--- WRITTEN EXERCISE ---
Give every line again exactly as it appears, please, but not the pictures.

Saved entries:
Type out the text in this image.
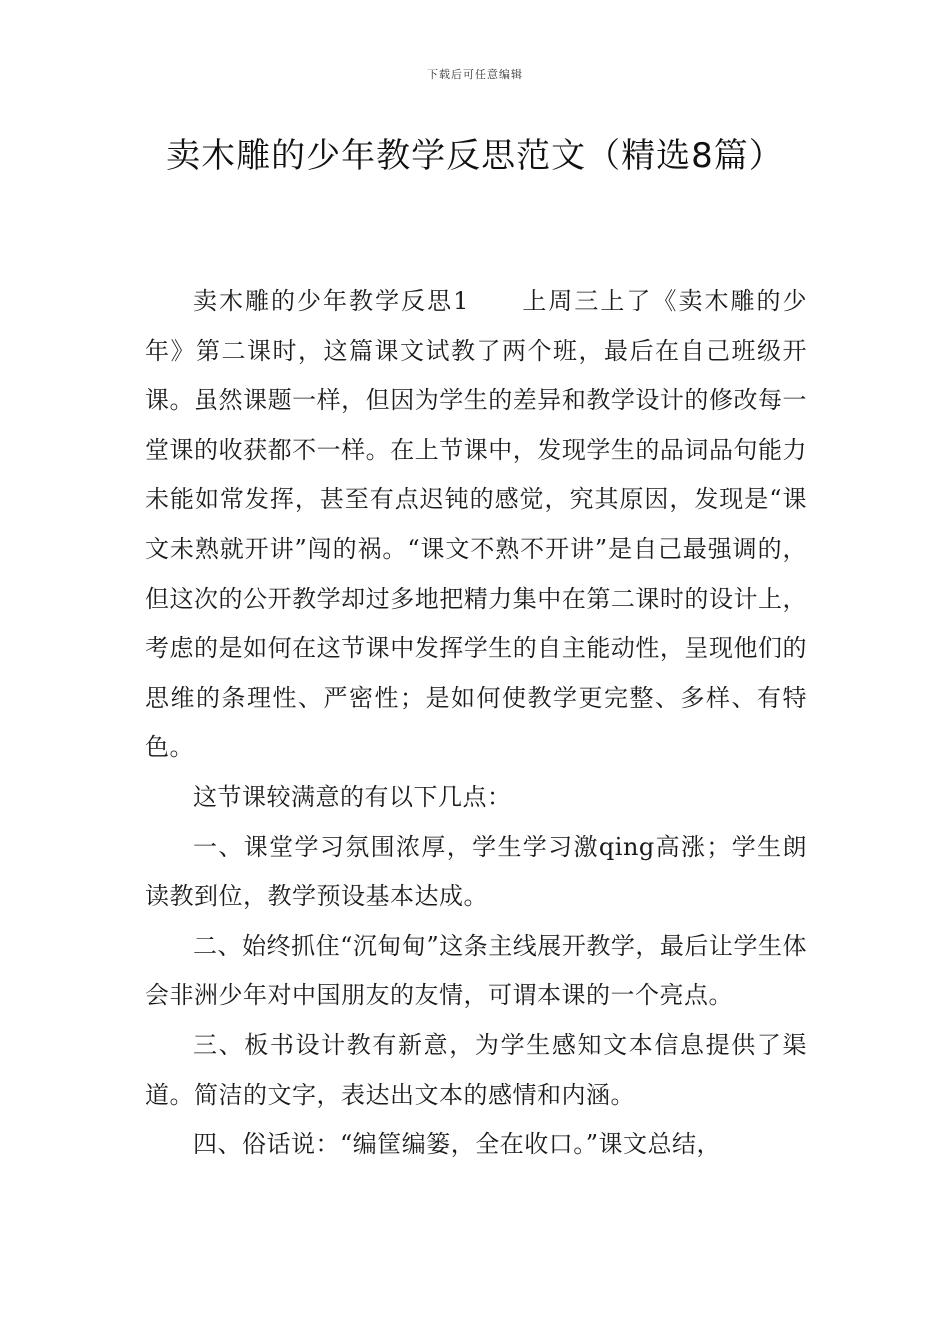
下载后可任意编辑
卖木雕的少年教学反思范文（精选8篇）

卖木雕的少年教学反思1　　上周三上了《卖木雕的少年》第二课时，这篇课文试教了两个班，最后在自己班级开课。虽然课题一样，但因为学生的差异和教学设计的修改每一堂课的收获都不一样。在上节课中，发现学生的品词品句能力未能如常发挥，甚至有点迟钝的感觉，究其原因，发现是“课文未熟就开讲”闯的祸。“课文不熟不开讲”是自己最强调的，但这次的公开教学却过多地把精力集中在第二课时的设计上，考虑的是如何在这节课中发挥学生的自主能动性，呈现他们的思维的条理性、严密性；是如何使教学更完整、多样、有特色。

这节课较满意的有以下几点：

一、课堂学习氛围浓厚，学生学习激qing高涨；学生朗读教到位，教学预设基本达成。

二、始终抓住“沉甸甸”这条主线展开教学，最后让学生体会非洲少年对中国朋友的友情，可谓本课的一个亮点。

三、板书设计教有新意，为学生感知文本信息提供了渠道。简洁的文字，表达出文本的感情和内涵。

四、俗话说：“编筐编篓，全在收口。”课文总结，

--- FINAL RESULT ---
Type out the text in this image.
下载后可任意编辑
卖木雕的少年教学反思范文（精选8篇）

卖木雕的少年教学反思1　　上周三上了《卖木雕的少年》第二课时，这篇课文试教了两个班，最后在自己班级开课。虽然课题一样，但因为学生的差异和教学设计的修改每一堂课的收获都不一样。在上节课中，发现学生的品词品句能力未能如常发挥，甚至有点迟钝的感觉，究其原因，发现是“课文未熟就开讲”闯的祸。“课文不熟不开讲”是自己最强调的，但这次的公开教学却过多地把精力集中在第二课时的设计上，考虑的是如何在这节课中发挥学生的自主能动性，呈现他们的思维的条理性、严密性；是如何使教学更完整、多样、有特色。

这节课较满意的有以下几点：

一、课堂学习氛围浓厚，学生学习激qing高涨；学生朗读教到位，教学预设基本达成。

二、始终抓住“沉甸甸”这条主线展开教学，最后让学生体会非洲少年对中国朋友的友情，可谓本课的一个亮点。

三、板书设计教有新意，为学生感知文本信息提供了渠道。简洁的文字，表达出文本的感情和内涵。

四、俗话说：“编筐编篓，全在收口。”课文总结，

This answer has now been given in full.